Requirement: Lines containing the string "color" are to be counted; report the number and nothing more.
----
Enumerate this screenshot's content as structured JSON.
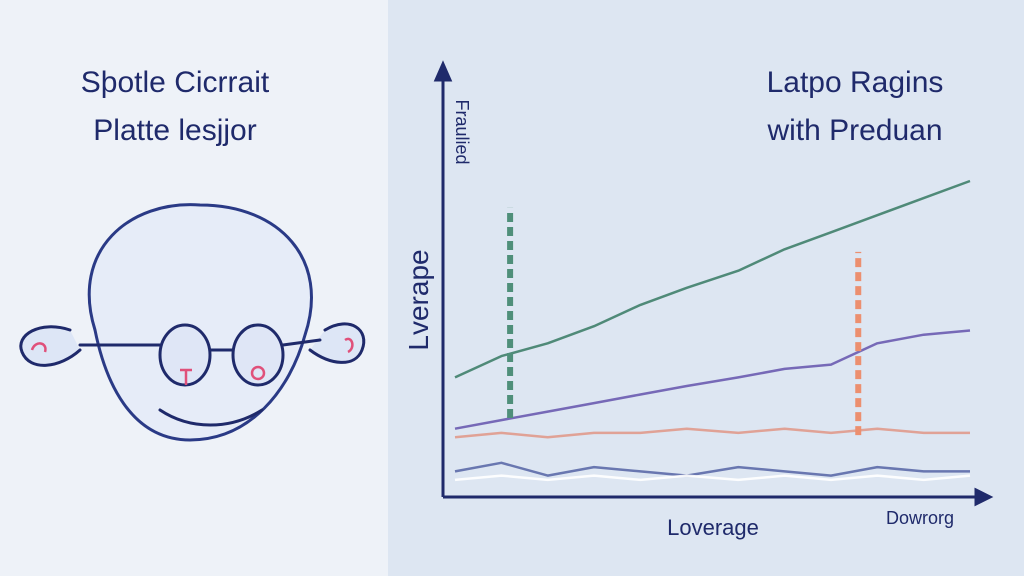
{
  "left_panel": {
    "title": [
      "Sþotle Cicrrait",
      "Platte lesjjor"
    ]
  },
  "chart_data": {
    "type": "line",
    "title": [
      "Latpo Ragins",
      "with Preduan"
    ],
    "y_label_top": "Fraulied",
    "y_label": "Lverape",
    "x_label": "Loverage",
    "x_label_end": "Dowrorg",
    "xlim": [
      0,
      100
    ],
    "ylim": [
      0,
      100
    ],
    "x": [
      0,
      9,
      18,
      27,
      36,
      45,
      55,
      64,
      73,
      82,
      91,
      100
    ],
    "series": [
      {
        "color": "#3f7f6a",
        "values": [
          28,
          33,
          36,
          40,
          45,
          49,
          53,
          58,
          62,
          66,
          70,
          74
        ]
      },
      {
        "color": "#6a5bb0",
        "values": [
          16,
          18,
          20,
          22,
          24,
          26,
          28,
          30,
          31,
          36,
          38,
          39
        ]
      },
      {
        "color": "#e09a8c",
        "values": [
          14,
          15,
          14,
          15,
          15,
          16,
          15,
          16,
          15,
          16,
          15,
          15
        ]
      },
      {
        "color": "#5c6aa8",
        "values": [
          6,
          8,
          5,
          7,
          6,
          5,
          7,
          6,
          5,
          7,
          6,
          6
        ]
      },
      {
        "color": "#ffffff",
        "values": [
          4,
          5,
          4,
          5,
          4,
          5,
          4,
          5,
          4,
          5,
          4,
          5
        ]
      }
    ],
    "markers": [
      {
        "x": 10.7,
        "y": [
          18.5,
          67.7
        ],
        "color": "#4f8f7a"
      },
      {
        "x": 78.3,
        "y": [
          14.5,
          57.4
        ],
        "color": "#ec8f6f"
      }
    ]
  }
}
----
Response: 7